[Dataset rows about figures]
= = = = = = =
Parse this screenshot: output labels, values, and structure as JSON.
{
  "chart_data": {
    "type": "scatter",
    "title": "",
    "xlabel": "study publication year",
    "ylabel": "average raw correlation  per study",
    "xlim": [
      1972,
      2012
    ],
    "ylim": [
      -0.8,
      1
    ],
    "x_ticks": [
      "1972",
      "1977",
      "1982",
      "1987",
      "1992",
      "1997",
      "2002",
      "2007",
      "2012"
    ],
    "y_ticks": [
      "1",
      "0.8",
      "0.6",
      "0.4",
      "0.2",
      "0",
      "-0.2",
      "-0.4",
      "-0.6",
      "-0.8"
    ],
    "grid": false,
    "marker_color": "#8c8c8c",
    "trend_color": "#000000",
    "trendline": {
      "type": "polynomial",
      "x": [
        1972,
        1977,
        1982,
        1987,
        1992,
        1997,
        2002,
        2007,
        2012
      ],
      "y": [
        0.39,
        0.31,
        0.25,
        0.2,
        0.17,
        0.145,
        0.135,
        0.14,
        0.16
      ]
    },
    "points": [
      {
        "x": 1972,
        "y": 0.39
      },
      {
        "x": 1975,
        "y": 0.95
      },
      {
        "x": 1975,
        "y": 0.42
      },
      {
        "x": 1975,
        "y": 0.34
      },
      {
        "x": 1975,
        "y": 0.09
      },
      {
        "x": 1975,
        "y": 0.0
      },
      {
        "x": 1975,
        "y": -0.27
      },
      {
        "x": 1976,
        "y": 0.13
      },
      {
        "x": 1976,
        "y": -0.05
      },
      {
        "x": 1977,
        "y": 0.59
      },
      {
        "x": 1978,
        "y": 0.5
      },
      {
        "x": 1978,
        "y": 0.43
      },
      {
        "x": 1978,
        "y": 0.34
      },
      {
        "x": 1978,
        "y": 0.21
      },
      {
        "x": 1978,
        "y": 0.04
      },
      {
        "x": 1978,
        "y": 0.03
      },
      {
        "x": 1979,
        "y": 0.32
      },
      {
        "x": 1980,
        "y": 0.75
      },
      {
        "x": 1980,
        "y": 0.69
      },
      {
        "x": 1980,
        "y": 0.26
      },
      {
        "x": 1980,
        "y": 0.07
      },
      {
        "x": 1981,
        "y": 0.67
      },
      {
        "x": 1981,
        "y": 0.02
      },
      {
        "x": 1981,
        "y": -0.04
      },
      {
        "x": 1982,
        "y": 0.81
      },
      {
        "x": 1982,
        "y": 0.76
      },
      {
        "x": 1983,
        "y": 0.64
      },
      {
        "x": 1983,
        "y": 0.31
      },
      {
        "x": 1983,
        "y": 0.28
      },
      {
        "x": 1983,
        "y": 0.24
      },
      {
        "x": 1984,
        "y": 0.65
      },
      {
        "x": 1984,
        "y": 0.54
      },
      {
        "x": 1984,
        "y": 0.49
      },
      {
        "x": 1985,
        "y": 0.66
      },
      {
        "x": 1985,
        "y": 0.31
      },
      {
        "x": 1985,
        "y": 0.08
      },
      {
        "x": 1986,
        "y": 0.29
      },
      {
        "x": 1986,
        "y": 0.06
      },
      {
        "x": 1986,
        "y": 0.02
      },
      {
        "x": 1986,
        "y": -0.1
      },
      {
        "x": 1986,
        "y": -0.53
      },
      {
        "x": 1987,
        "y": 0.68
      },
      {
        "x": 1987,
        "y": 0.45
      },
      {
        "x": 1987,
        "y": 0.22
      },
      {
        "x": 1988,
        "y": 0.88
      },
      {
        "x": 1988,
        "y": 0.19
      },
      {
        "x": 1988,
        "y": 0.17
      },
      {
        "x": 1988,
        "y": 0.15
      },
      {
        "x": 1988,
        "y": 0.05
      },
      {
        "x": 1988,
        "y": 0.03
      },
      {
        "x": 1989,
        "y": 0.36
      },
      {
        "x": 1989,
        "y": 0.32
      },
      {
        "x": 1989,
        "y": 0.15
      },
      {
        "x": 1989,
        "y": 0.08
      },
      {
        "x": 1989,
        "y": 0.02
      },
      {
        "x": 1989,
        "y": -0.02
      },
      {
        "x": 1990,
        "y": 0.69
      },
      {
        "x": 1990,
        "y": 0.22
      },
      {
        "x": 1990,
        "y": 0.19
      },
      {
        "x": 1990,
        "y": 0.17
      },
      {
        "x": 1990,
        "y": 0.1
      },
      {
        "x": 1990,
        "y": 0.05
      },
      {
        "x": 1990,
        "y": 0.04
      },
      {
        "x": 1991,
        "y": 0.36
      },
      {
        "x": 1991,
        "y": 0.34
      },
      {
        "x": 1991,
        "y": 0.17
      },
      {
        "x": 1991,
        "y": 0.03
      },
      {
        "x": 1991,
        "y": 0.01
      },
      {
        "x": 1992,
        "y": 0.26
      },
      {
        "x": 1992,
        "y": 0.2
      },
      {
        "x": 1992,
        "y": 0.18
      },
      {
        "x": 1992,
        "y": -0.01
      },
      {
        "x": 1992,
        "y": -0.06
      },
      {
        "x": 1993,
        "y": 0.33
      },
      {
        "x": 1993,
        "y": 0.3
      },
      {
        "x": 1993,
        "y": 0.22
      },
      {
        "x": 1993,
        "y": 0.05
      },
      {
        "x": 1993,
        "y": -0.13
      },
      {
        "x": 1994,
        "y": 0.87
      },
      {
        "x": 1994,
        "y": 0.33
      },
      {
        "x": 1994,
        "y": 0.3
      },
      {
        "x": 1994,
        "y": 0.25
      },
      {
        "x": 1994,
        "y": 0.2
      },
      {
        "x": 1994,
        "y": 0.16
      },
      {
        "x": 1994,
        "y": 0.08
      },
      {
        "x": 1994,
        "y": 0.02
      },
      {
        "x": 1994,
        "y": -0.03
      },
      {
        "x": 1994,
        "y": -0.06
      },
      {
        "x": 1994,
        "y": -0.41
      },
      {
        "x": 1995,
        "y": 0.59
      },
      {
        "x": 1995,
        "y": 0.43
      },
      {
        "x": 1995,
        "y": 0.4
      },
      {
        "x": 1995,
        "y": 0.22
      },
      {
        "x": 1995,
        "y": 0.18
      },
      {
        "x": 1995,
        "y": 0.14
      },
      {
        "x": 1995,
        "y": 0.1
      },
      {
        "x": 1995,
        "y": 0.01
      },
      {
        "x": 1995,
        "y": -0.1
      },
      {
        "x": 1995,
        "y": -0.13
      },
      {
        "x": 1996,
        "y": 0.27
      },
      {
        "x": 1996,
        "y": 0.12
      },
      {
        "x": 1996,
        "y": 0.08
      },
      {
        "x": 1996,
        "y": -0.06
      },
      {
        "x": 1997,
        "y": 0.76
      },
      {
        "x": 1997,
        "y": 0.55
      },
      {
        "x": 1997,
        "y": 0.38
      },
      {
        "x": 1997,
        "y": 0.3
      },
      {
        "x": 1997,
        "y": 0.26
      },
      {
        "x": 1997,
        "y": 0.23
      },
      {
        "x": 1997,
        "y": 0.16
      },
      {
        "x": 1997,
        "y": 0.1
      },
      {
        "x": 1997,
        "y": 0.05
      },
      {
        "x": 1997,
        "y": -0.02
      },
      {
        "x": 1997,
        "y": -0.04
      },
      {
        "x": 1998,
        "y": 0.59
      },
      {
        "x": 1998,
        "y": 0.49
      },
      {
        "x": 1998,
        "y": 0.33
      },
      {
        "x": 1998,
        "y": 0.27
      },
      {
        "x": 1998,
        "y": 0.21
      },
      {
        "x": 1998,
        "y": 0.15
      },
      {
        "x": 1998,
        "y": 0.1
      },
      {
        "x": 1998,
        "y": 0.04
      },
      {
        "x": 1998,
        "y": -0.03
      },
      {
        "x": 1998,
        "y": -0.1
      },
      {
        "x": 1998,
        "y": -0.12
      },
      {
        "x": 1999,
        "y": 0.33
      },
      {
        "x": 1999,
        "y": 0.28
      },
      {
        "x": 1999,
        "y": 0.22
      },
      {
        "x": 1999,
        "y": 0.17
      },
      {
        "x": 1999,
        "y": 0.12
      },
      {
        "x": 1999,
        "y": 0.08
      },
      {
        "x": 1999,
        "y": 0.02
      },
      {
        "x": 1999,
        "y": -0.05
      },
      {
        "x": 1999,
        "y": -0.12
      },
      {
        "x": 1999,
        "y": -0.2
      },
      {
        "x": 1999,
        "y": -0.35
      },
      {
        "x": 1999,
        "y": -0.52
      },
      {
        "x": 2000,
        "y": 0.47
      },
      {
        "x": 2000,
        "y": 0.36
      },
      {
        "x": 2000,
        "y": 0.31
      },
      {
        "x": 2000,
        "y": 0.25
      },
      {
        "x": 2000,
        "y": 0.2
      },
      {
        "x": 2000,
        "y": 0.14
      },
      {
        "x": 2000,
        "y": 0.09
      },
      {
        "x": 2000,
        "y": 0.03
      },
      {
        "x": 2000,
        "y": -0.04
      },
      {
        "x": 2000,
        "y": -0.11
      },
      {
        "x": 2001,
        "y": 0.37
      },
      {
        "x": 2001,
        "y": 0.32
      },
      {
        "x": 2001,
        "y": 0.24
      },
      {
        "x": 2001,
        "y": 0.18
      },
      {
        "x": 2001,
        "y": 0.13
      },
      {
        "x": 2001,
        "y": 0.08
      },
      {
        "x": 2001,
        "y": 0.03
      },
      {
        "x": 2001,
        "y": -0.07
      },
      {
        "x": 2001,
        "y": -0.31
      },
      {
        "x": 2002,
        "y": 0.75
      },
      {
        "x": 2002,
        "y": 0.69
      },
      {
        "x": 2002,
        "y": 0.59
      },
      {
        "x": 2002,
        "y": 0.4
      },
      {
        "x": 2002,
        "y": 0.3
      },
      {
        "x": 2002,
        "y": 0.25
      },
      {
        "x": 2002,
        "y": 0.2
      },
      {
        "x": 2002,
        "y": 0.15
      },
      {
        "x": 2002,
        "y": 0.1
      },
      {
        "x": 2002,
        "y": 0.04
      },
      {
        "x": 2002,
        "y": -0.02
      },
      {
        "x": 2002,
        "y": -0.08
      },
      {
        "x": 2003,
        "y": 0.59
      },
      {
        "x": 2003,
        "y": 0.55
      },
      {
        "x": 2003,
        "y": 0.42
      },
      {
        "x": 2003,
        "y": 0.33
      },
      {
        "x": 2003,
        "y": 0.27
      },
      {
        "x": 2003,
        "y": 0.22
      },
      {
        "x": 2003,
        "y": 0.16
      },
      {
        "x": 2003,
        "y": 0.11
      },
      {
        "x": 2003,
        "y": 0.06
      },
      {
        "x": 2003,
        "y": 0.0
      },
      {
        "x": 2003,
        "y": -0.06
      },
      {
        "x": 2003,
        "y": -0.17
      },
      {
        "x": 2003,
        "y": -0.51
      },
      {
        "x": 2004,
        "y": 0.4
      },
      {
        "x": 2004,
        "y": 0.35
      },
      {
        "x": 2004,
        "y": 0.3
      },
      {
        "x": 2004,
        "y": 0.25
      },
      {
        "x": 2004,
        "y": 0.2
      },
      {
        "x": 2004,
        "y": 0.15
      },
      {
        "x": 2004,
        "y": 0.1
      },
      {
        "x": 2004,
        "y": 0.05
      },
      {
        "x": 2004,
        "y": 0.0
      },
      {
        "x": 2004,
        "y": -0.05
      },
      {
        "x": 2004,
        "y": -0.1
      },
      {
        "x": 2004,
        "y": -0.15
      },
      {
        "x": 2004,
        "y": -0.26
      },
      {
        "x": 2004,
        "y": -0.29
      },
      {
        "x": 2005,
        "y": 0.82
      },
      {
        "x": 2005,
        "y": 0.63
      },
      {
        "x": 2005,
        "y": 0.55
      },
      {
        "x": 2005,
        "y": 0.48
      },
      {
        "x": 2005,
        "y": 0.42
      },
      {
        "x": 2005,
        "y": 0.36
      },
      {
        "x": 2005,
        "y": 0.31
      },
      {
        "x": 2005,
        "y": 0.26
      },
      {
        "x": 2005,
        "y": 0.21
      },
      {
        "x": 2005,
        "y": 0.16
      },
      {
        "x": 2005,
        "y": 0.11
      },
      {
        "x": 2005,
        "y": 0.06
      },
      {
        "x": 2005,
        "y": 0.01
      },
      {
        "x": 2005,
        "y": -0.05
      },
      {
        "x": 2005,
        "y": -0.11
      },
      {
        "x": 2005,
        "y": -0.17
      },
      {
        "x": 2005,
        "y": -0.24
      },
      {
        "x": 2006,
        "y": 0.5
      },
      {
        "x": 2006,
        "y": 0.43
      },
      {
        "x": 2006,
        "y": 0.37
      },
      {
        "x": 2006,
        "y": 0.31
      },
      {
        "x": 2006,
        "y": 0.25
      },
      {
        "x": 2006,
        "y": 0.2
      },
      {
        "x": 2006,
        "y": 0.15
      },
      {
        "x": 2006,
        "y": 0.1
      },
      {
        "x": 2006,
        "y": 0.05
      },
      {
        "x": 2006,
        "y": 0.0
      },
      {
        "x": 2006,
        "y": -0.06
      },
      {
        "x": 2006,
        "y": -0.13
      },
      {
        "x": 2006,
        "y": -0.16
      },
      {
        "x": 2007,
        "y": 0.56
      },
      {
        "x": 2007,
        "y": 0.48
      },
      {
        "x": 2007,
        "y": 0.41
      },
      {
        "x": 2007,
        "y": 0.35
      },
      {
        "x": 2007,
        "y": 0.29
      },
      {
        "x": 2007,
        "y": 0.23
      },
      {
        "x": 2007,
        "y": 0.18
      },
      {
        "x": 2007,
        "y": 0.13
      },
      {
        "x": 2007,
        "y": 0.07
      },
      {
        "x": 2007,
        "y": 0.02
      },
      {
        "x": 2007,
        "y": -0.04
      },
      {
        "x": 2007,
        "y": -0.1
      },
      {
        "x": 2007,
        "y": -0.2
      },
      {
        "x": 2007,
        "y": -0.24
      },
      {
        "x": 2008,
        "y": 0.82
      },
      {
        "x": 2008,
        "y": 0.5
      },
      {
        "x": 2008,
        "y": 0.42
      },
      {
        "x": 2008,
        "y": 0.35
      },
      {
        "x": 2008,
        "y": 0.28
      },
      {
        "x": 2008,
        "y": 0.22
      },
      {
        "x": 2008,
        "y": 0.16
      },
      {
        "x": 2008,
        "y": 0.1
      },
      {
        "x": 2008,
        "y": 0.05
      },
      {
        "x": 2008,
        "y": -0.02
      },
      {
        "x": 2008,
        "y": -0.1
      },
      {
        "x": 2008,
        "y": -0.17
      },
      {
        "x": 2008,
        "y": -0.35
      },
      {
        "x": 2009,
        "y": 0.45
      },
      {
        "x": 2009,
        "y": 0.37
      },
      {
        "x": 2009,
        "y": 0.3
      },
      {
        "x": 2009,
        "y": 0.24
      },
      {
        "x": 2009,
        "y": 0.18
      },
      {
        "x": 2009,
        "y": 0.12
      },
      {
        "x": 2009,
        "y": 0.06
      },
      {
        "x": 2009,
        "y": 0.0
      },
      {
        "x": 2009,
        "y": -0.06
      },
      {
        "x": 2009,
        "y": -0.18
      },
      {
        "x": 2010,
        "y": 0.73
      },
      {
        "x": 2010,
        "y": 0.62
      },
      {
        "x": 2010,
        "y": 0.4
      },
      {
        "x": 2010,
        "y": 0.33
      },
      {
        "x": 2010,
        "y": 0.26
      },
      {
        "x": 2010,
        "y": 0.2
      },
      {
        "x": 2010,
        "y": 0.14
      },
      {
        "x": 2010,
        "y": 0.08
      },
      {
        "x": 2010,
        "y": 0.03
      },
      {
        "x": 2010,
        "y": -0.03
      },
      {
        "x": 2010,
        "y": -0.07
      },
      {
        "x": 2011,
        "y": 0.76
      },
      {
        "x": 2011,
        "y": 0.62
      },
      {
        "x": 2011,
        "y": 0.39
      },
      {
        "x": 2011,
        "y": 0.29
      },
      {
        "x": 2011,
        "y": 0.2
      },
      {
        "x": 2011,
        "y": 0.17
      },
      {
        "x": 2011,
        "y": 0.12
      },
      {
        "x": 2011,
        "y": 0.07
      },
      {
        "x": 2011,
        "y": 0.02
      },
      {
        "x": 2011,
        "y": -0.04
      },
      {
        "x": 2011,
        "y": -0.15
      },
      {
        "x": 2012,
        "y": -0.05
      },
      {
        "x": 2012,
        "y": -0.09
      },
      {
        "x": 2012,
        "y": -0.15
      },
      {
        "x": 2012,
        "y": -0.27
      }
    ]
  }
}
= = = = = = =
What the task requires: Pull out every line holding "study" from the records above, and copy it.

Solution:
    "xlabel": "study publication year",
    "ylabel": "average raw correlation  per study",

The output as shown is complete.